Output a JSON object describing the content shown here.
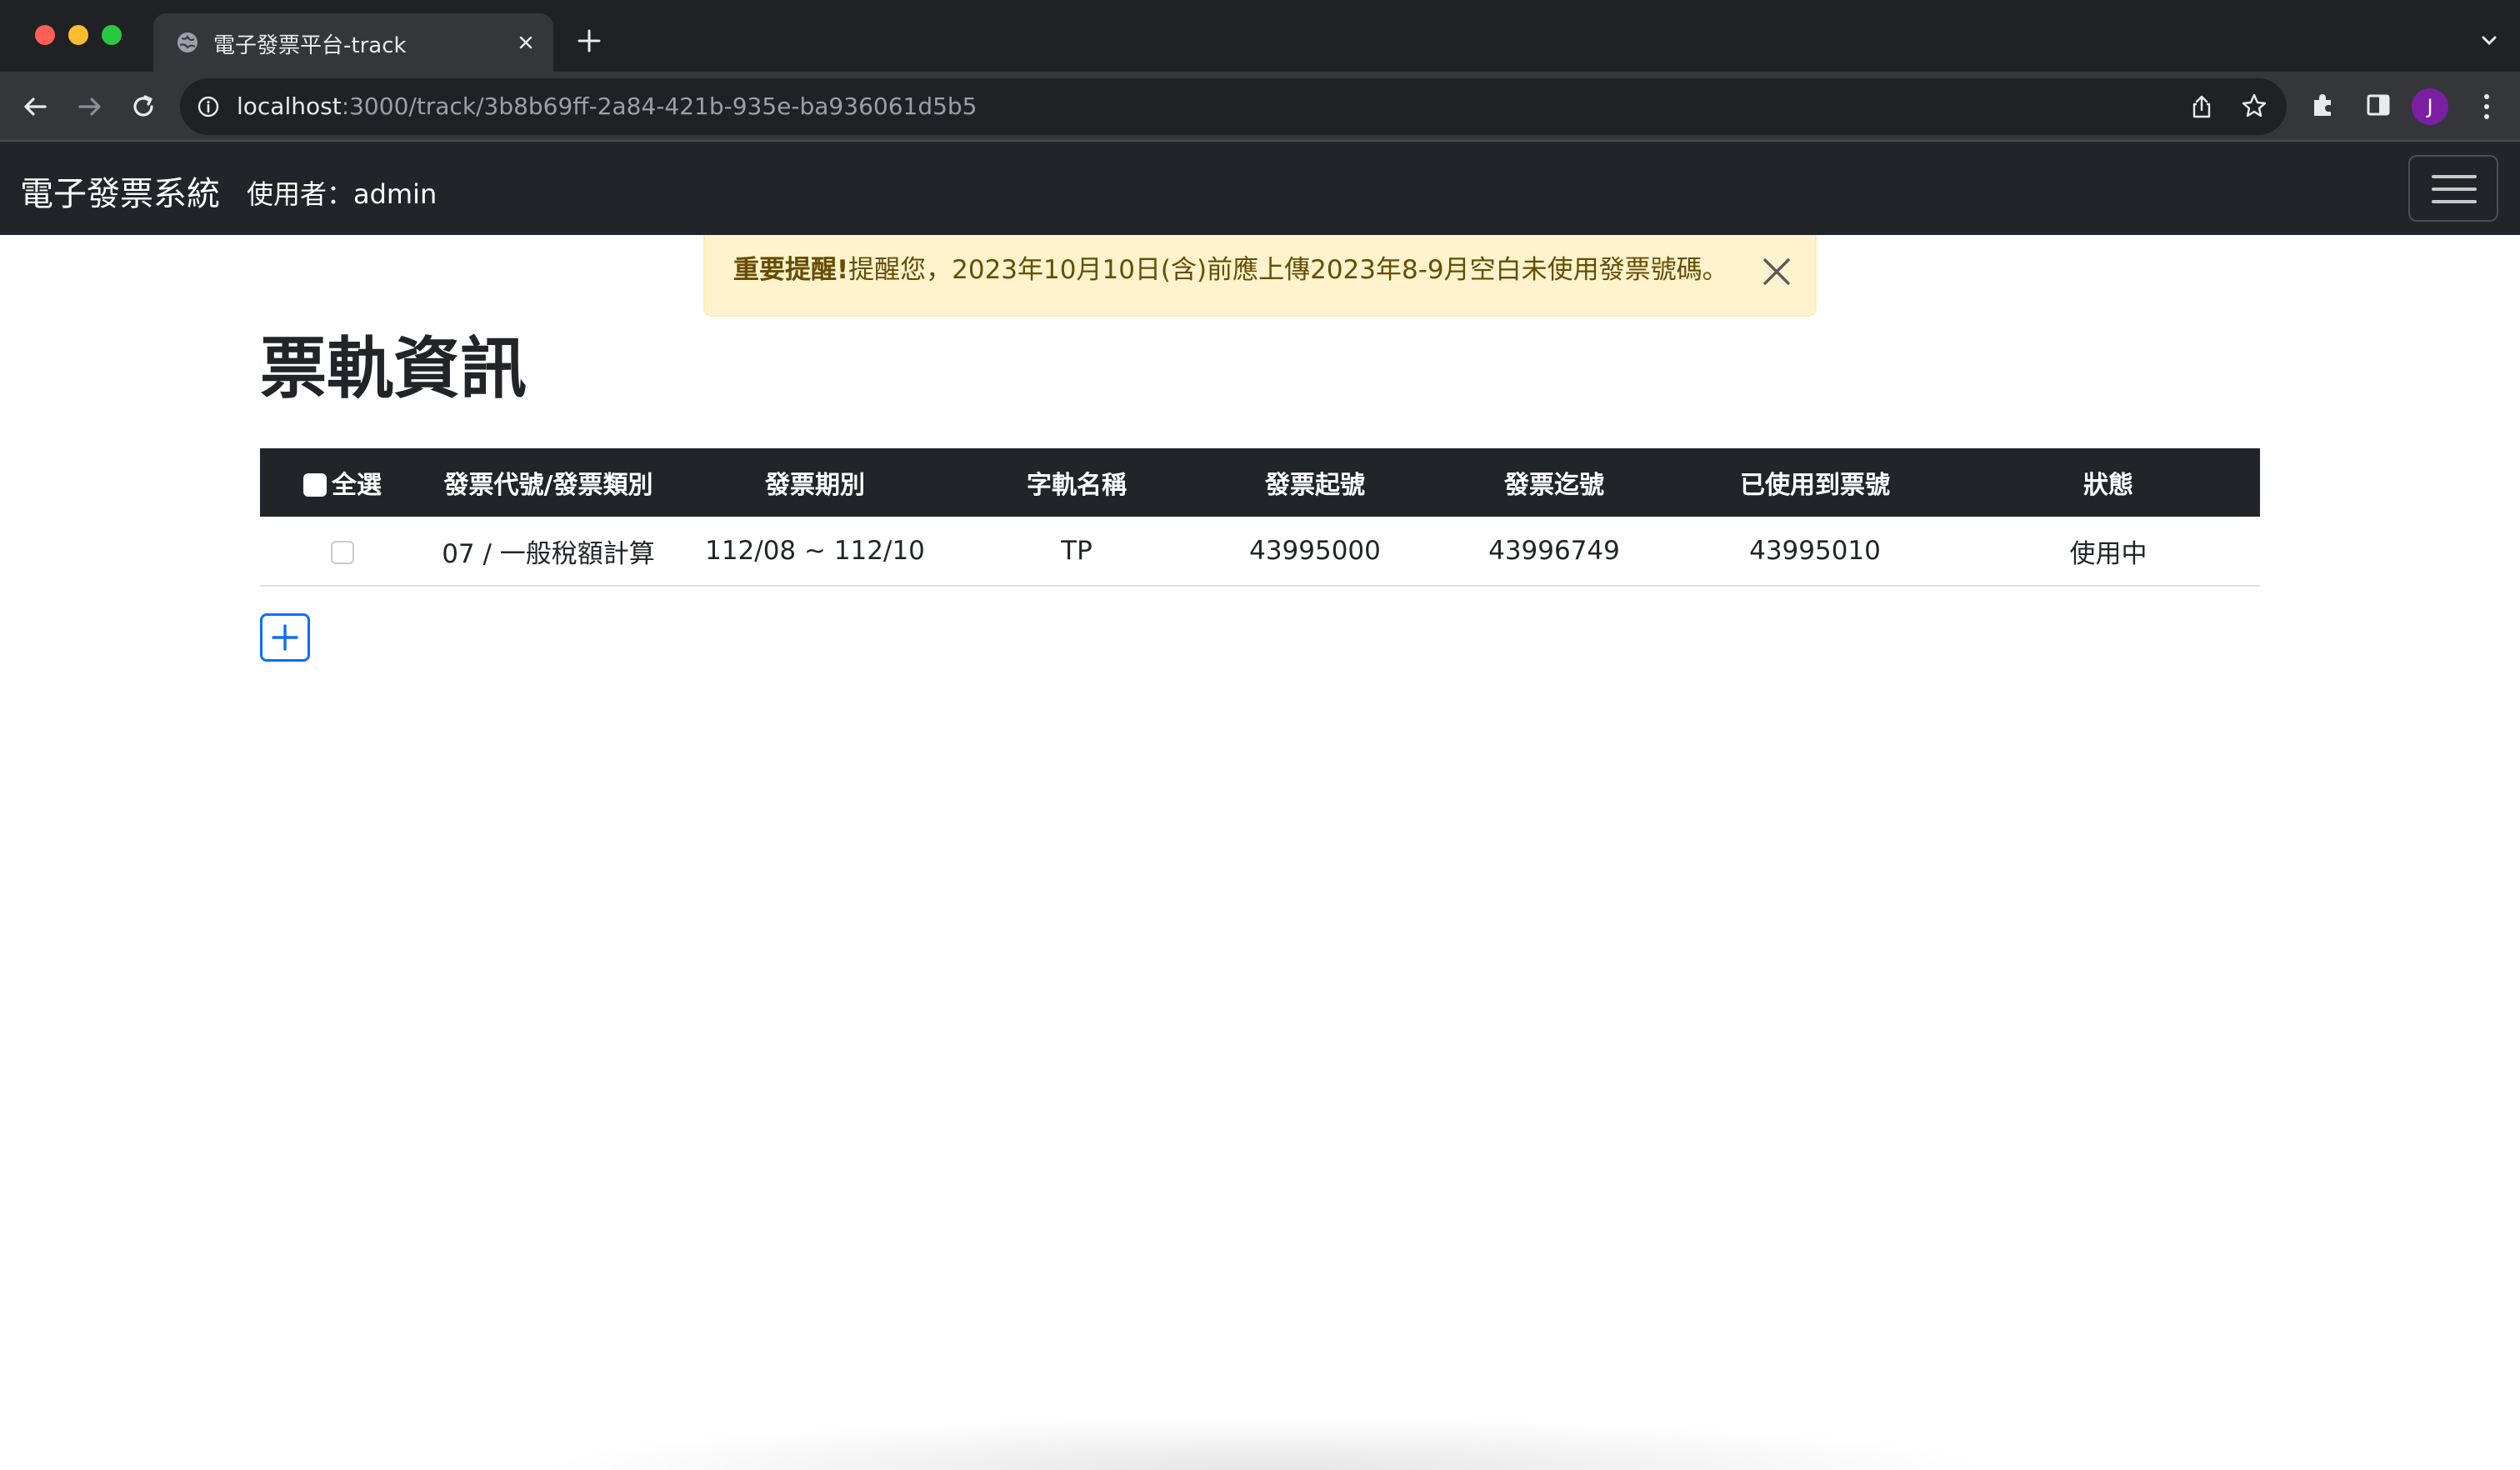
{
  "browser": {
    "tab_title": "電子發票平台-track",
    "url_host": "localhost",
    "url_path": ":3000/track/3b8b69ff-2a84-421b-935e-ba936061d5b5",
    "profile_initial": "J",
    "profile_color": "#7b1fa2"
  },
  "navbar": {
    "brand": "電子發票系統",
    "user_label": "使用者：admin"
  },
  "alert": {
    "strong": "重要提醒!",
    "message": "提醒您，2023年10月10日(含)前應上傳2023年8-9月空白未使用發票號碼。"
  },
  "page": {
    "title": "票軌資訊"
  },
  "table": {
    "select_all_label": "全選",
    "columns": [
      "發票代號/發票類別",
      "發票期別",
      "字軌名稱",
      "發票起號",
      "發票迄號",
      "已使用到票號",
      "狀態"
    ],
    "rows": [
      {
        "checked": false,
        "code_type": "07 / 一般稅額計算",
        "period": "112/08 ~ 112/10",
        "track_name": "TP",
        "start_no": "43995000",
        "end_no": "43996749",
        "used_to": "43995010",
        "status": "使用中"
      }
    ]
  },
  "colors": {
    "navbar_bg": "#212529",
    "alert_bg": "#fff3cd",
    "alert_text": "#664d03",
    "primary": "#0d6efd"
  }
}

--

> _EXERCISE REQUIREMENTS_
Retype the whole listing, keeping every line identical and omitting all pictures.

> _SOLUTION TO THIS TASK_
Output a JSON object describing the content shown here.
{
  "browser": {
    "tab_title": "電子發票平台-track",
    "url_host": "localhost",
    "url_path": ":3000/track/3b8b69ff-2a84-421b-935e-ba936061d5b5",
    "profile_initial": "J",
    "profile_color": "#7b1fa2"
  },
  "navbar": {
    "brand": "電子發票系統",
    "user_label": "使用者：admin"
  },
  "alert": {
    "strong": "重要提醒!",
    "message": "提醒您，2023年10月10日(含)前應上傳2023年8-9月空白未使用發票號碼。"
  },
  "page": {
    "title": "票軌資訊"
  },
  "table": {
    "select_all_label": "全選",
    "columns": [
      "發票代號/發票類別",
      "發票期別",
      "字軌名稱",
      "發票起號",
      "發票迄號",
      "已使用到票號",
      "狀態"
    ],
    "rows": [
      {
        "checked": false,
        "code_type": "07 / 一般稅額計算",
        "period": "112/08 ~ 112/10",
        "track_name": "TP",
        "start_no": "43995000",
        "end_no": "43996749",
        "used_to": "43995010",
        "status": "使用中"
      }
    ]
  },
  "colors": {
    "navbar_bg": "#212529",
    "alert_bg": "#fff3cd",
    "alert_text": "#664d03",
    "primary": "#0d6efd"
  }
}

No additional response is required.